■ Short problem: All of the material below is to be retyped exactly.

(Records from a data source)
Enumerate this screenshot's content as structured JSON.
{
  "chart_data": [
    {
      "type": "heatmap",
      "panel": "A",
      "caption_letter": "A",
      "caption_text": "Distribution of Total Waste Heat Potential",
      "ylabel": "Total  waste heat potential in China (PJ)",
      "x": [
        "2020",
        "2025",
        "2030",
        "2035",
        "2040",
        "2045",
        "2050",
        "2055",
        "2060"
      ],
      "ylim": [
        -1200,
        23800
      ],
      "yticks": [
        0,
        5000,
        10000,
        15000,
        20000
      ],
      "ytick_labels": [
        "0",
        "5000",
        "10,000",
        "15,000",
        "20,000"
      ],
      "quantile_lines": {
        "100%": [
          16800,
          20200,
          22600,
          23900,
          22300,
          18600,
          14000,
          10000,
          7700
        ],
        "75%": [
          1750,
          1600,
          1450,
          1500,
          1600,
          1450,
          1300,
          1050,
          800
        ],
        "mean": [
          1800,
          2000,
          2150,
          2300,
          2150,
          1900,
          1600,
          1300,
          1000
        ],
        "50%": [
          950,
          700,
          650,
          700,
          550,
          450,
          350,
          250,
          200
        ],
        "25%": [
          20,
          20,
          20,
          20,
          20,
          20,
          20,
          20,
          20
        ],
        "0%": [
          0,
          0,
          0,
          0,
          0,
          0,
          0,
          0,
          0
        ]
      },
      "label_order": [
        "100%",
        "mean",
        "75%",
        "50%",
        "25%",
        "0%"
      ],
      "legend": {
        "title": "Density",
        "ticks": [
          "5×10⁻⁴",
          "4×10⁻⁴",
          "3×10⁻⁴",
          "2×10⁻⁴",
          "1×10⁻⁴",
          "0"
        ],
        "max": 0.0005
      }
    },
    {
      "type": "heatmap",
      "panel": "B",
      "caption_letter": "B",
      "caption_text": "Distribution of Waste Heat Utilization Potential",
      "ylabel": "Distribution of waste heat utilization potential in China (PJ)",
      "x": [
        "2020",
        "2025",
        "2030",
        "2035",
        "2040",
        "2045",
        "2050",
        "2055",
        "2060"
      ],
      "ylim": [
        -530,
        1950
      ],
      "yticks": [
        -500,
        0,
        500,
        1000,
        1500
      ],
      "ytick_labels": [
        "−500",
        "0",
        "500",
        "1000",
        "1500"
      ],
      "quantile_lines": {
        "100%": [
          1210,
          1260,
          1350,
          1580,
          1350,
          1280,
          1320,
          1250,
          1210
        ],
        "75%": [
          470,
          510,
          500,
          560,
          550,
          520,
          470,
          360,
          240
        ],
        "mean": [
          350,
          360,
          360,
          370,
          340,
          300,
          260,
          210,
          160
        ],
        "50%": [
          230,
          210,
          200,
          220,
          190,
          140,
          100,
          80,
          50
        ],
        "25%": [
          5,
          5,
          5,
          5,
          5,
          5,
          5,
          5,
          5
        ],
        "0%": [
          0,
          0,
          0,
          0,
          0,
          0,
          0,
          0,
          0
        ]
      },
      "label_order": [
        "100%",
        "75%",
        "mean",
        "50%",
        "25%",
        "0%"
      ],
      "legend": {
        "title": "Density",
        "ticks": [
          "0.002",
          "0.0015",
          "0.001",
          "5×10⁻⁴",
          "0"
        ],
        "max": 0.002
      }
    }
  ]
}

■ Written response:
Enumerate this screenshot's content as structured JSON.
{
  "chart_data": [
    {
      "type": "heatmap",
      "panel": "A",
      "caption_letter": "A",
      "caption_text": "Distribution of Total Waste Heat Potential",
      "ylabel": "Total  waste heat potential in China (PJ)",
      "x": [
        "2020",
        "2025",
        "2030",
        "2035",
        "2040",
        "2045",
        "2050",
        "2055",
        "2060"
      ],
      "ylim": [
        -1200,
        23800
      ],
      "yticks": [
        0,
        5000,
        10000,
        15000,
        20000
      ],
      "ytick_labels": [
        "0",
        "5000",
        "10,000",
        "15,000",
        "20,000"
      ],
      "quantile_lines": {
        "100%": [
          16800,
          20200,
          22600,
          23900,
          22300,
          18600,
          14000,
          10000,
          7700
        ],
        "75%": [
          1750,
          1600,
          1450,
          1500,
          1600,
          1450,
          1300,
          1050,
          800
        ],
        "mean": [
          1800,
          2000,
          2150,
          2300,
          2150,
          1900,
          1600,
          1300,
          1000
        ],
        "50%": [
          950,
          700,
          650,
          700,
          550,
          450,
          350,
          250,
          200
        ],
        "25%": [
          20,
          20,
          20,
          20,
          20,
          20,
          20,
          20,
          20
        ],
        "0%": [
          0,
          0,
          0,
          0,
          0,
          0,
          0,
          0,
          0
        ]
      },
      "label_order": [
        "100%",
        "mean",
        "75%",
        "50%",
        "25%",
        "0%"
      ],
      "legend": {
        "title": "Density",
        "ticks": [
          "5×10⁻⁴",
          "4×10⁻⁴",
          "3×10⁻⁴",
          "2×10⁻⁴",
          "1×10⁻⁴",
          "0"
        ],
        "max": 0.0005
      }
    },
    {
      "type": "heatmap",
      "panel": "B",
      "caption_letter": "B",
      "caption_text": "Distribution of Waste Heat Utilization Potential",
      "ylabel": "Distribution of waste heat utilization potential in China (PJ)",
      "x": [
        "2020",
        "2025",
        "2030",
        "2035",
        "2040",
        "2045",
        "2050",
        "2055",
        "2060"
      ],
      "ylim": [
        -530,
        1950
      ],
      "yticks": [
        -500,
        0,
        500,
        1000,
        1500
      ],
      "ytick_labels": [
        "−500",
        "0",
        "500",
        "1000",
        "1500"
      ],
      "quantile_lines": {
        "100%": [
          1210,
          1260,
          1350,
          1580,
          1350,
          1280,
          1320,
          1250,
          1210
        ],
        "75%": [
          470,
          510,
          500,
          560,
          550,
          520,
          470,
          360,
          240
        ],
        "mean": [
          350,
          360,
          360,
          370,
          340,
          300,
          260,
          210,
          160
        ],
        "50%": [
          230,
          210,
          200,
          220,
          190,
          140,
          100,
          80,
          50
        ],
        "25%": [
          5,
          5,
          5,
          5,
          5,
          5,
          5,
          5,
          5
        ],
        "0%": [
          0,
          0,
          0,
          0,
          0,
          0,
          0,
          0,
          0
        ]
      },
      "label_order": [
        "100%",
        "75%",
        "mean",
        "50%",
        "25%",
        "0%"
      ],
      "legend": {
        "title": "Density",
        "ticks": [
          "0.002",
          "0.0015",
          "0.001",
          "5×10⁻⁴",
          "0"
        ],
        "max": 0.002
      }
    }
  ]
}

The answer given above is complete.